== Data to use ==

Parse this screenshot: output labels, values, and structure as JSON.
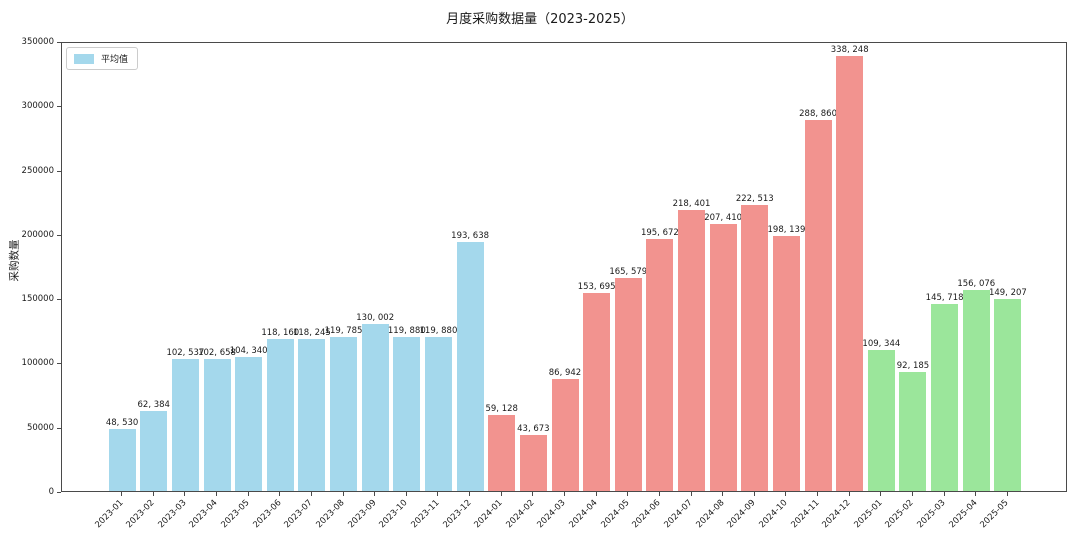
{
  "chart_data": {
    "type": "bar",
    "title": "月度采购数据量（2023-2025）",
    "xlabel": "",
    "ylabel": "采购数量",
    "ylim": [
      0,
      350000
    ],
    "grid": false,
    "legend": {
      "label": "平均值",
      "position": "upper left",
      "swatch_color": "#a4d8ec"
    },
    "yticks": [
      "0",
      "50000",
      "100000",
      "150000",
      "200000",
      "250000",
      "300000",
      "350000"
    ],
    "ytick_values": [
      0,
      50000,
      100000,
      150000,
      200000,
      250000,
      300000,
      350000
    ],
    "categories": [
      "2023-01",
      "2023-02",
      "2023-03",
      "2023-04",
      "2023-05",
      "2023-06",
      "2023-07",
      "2023-08",
      "2023-09",
      "2023-10",
      "2023-11",
      "2023-12",
      "2024-01",
      "2024-02",
      "2024-03",
      "2024-04",
      "2024-05",
      "2024-06",
      "2024-07",
      "2024-08",
      "2024-09",
      "2024-10",
      "2024-11",
      "2024-12",
      "2025-01",
      "2025-02",
      "2025-03",
      "2025-04",
      "2025-05"
    ],
    "values": [
      48530,
      62384,
      102537,
      102658,
      104340,
      118160,
      118245,
      119785,
      130002,
      119880,
      119880,
      193638,
      59128,
      43673,
      86942,
      153695,
      165579,
      195672,
      218401,
      207410,
      222513,
      198139,
      288860,
      338248,
      109344,
      92185,
      145718,
      156076,
      149207
    ],
    "value_labels": [
      "48, 530",
      "62, 384",
      "102, 537",
      "102, 658",
      "104, 340",
      "118, 160",
      "118, 245",
      "119, 785",
      "130, 002",
      "119, 880",
      "119, 880",
      "193, 638",
      "59, 128",
      "43, 673",
      "86, 942",
      "153, 695",
      "165, 579",
      "195, 672",
      "218, 401",
      "207, 410",
      "222, 513",
      "198, 139",
      "288, 860",
      "338, 248",
      "109, 344",
      "92, 185",
      "145, 718",
      "156, 076",
      "149, 207"
    ],
    "series_colors": {
      "2023": "#a4d8ec",
      "2024": "#f2938f",
      "2025": "#9be69b"
    }
  }
}
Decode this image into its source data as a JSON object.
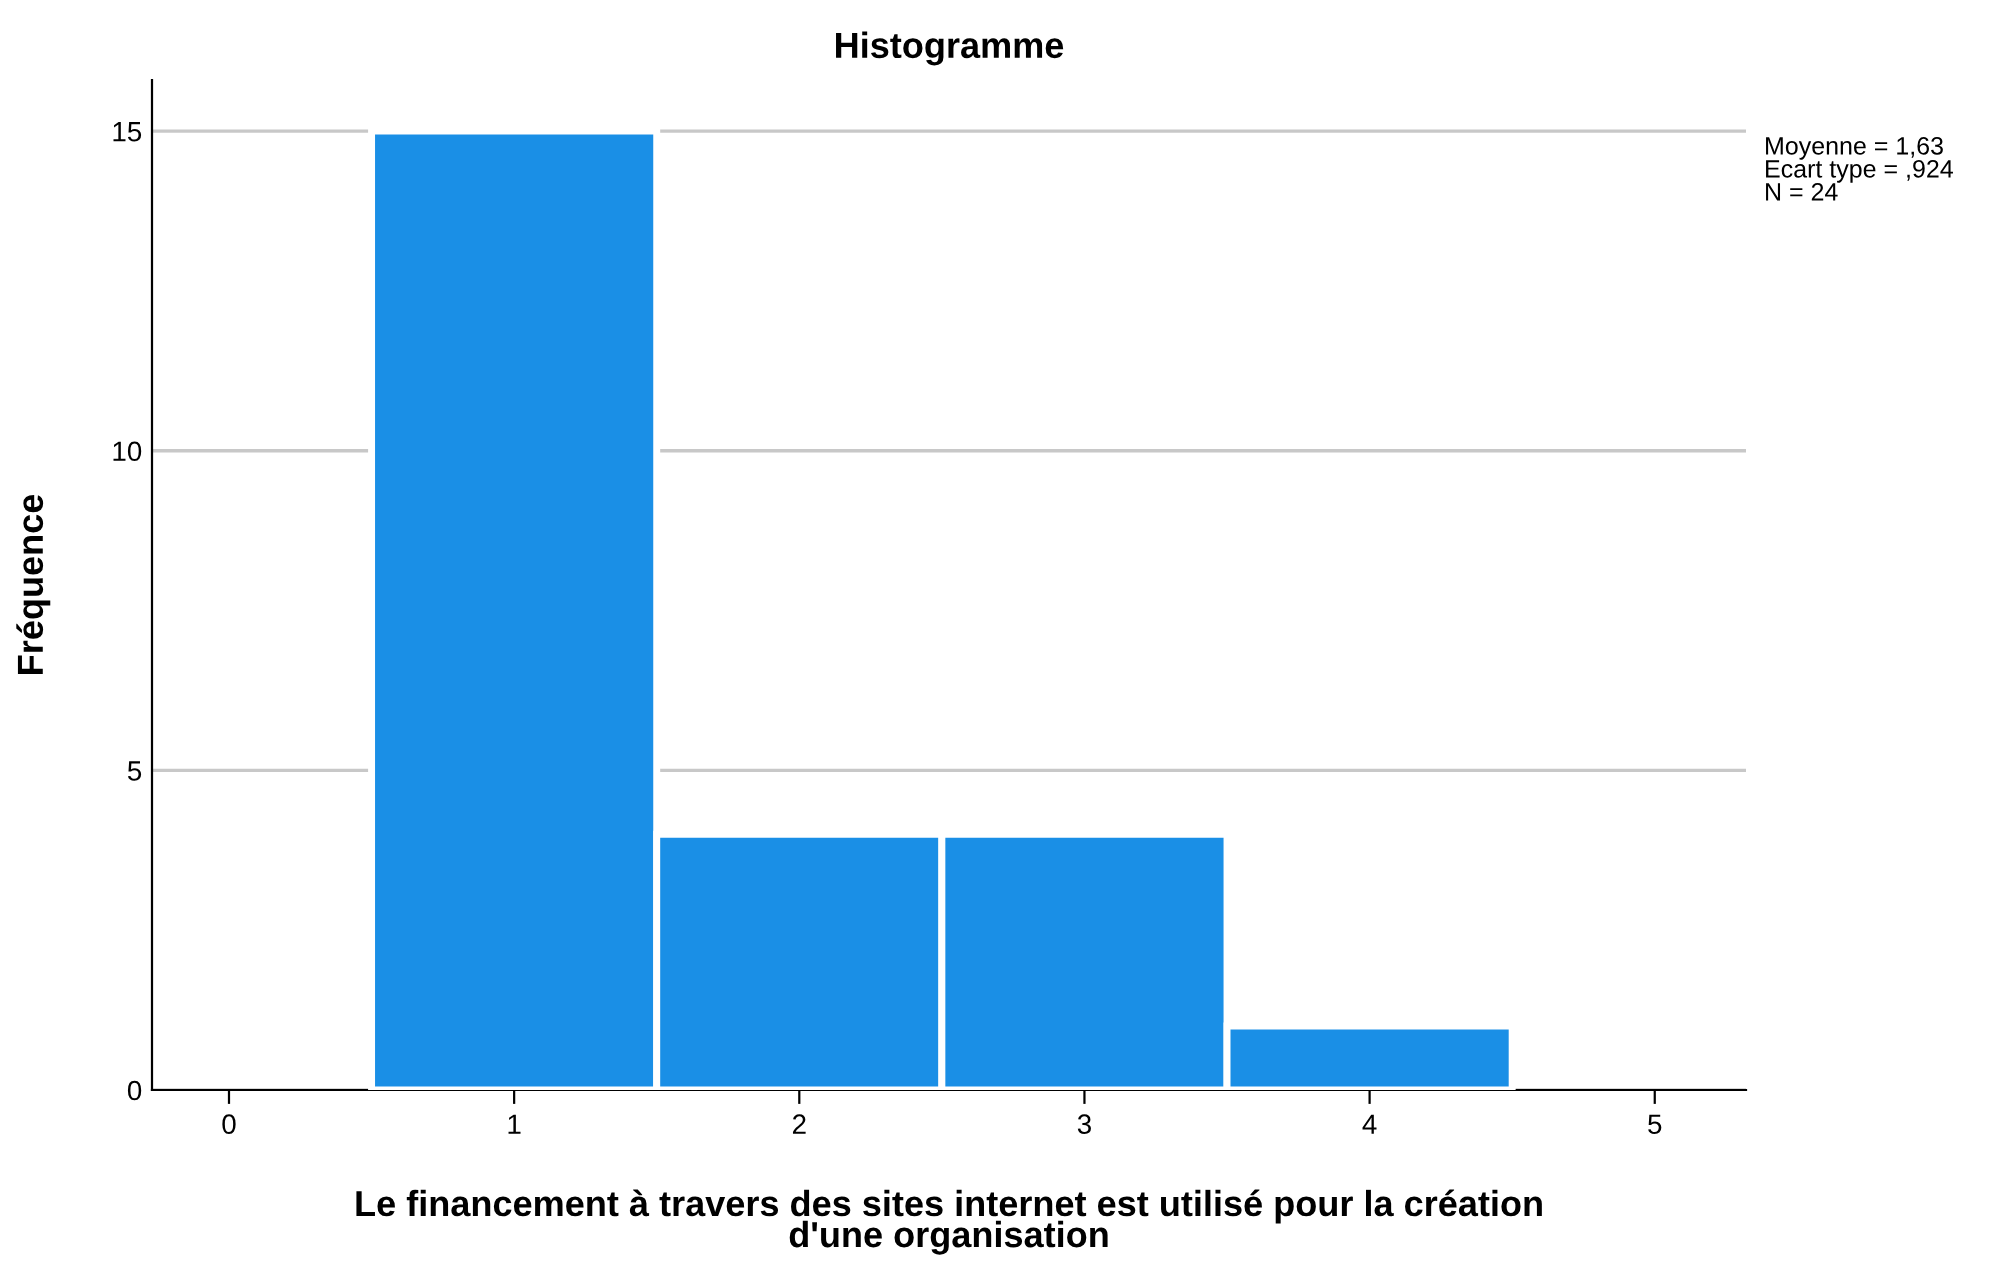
{
  "chart_data": {
    "type": "histogram",
    "title": "Histogramme",
    "xlabel": "Le financement à travers des sites internet est utilisé pour la création\nd'une organisation",
    "ylabel": "Fréquence",
    "bins": [
      0.5,
      1.5,
      2.5,
      3.5,
      4.5
    ],
    "values": [
      15,
      4,
      4,
      1
    ],
    "color": "#1a8fe6",
    "xlim": [
      -0.27,
      5.32
    ],
    "xticks": [
      0,
      1,
      2,
      3,
      4,
      5
    ],
    "ylim": [
      0,
      15.8
    ],
    "yticks": [
      0,
      5,
      10,
      15
    ],
    "grid": "y",
    "legend": false,
    "annotations": [
      "Moyenne = 1,63",
      "Ecart type = ,924",
      "N = 24"
    ]
  }
}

===

[Instruction]: Quote every record above exactly, omitting any pictures they contain.

[Answer to the exercise]:
Parse this screenshot: output labels, values, and structure as JSON.
{
  "chart_data": {
    "type": "bar",
    "title": "月度采购数据量（2023-2025）",
    "xlabel": "",
    "ylabel": "采购数量",
    "ylim": [
      0,
      350000
    ],
    "grid": false,
    "legend": {
      "label": "平均值",
      "position": "upper left",
      "swatch_color": "#a4d8ec"
    },
    "yticks": [
      "0",
      "50000",
      "100000",
      "150000",
      "200000",
      "250000",
      "300000",
      "350000"
    ],
    "ytick_values": [
      0,
      50000,
      100000,
      150000,
      200000,
      250000,
      300000,
      350000
    ],
    "categories": [
      "2023-01",
      "2023-02",
      "2023-03",
      "2023-04",
      "2023-05",
      "2023-06",
      "2023-07",
      "2023-08",
      "2023-09",
      "2023-10",
      "2023-11",
      "2023-12",
      "2024-01",
      "2024-02",
      "2024-03",
      "2024-04",
      "2024-05",
      "2024-06",
      "2024-07",
      "2024-08",
      "2024-09",
      "2024-10",
      "2024-11",
      "2024-12",
      "2025-01",
      "2025-02",
      "2025-03",
      "2025-04",
      "2025-05"
    ],
    "values": [
      48530,
      62384,
      102537,
      102658,
      104340,
      118160,
      118245,
      119785,
      130002,
      119880,
      119880,
      193638,
      59128,
      43673,
      86942,
      153695,
      165579,
      195672,
      218401,
      207410,
      222513,
      198139,
      288860,
      338248,
      109344,
      92185,
      145718,
      156076,
      149207
    ],
    "value_labels": [
      "48, 530",
      "62, 384",
      "102, 537",
      "102, 658",
      "104, 340",
      "118, 160",
      "118, 245",
      "119, 785",
      "130, 002",
      "119, 880",
      "119, 880",
      "193, 638",
      "59, 128",
      "43, 673",
      "86, 942",
      "153, 695",
      "165, 579",
      "195, 672",
      "218, 401",
      "207, 410",
      "222, 513",
      "198, 139",
      "288, 860",
      "338, 248",
      "109, 344",
      "92, 185",
      "145, 718",
      "156, 076",
      "149, 207"
    ],
    "series_colors": {
      "2023": "#a4d8ec",
      "2024": "#f2938f",
      "2025": "#9be69b"
    }
  }
}
Decode this image into its source data as a JSON object.
{
  "chart_data": {
    "type": "histogram",
    "title": "Histogramme",
    "xlabel": "Le financement à travers des sites internet est utilisé pour la création\nd'une organisation",
    "ylabel": "Fréquence",
    "bins": [
      0.5,
      1.5,
      2.5,
      3.5,
      4.5
    ],
    "values": [
      15,
      4,
      4,
      1
    ],
    "color": "#1a8fe6",
    "xlim": [
      -0.27,
      5.32
    ],
    "xticks": [
      0,
      1,
      2,
      3,
      4,
      5
    ],
    "ylim": [
      0,
      15.8
    ],
    "yticks": [
      0,
      5,
      10,
      15
    ],
    "grid": "y",
    "legend": false,
    "annotations": [
      "Moyenne = 1,63",
      "Ecart type = ,924",
      "N = 24"
    ]
  }
}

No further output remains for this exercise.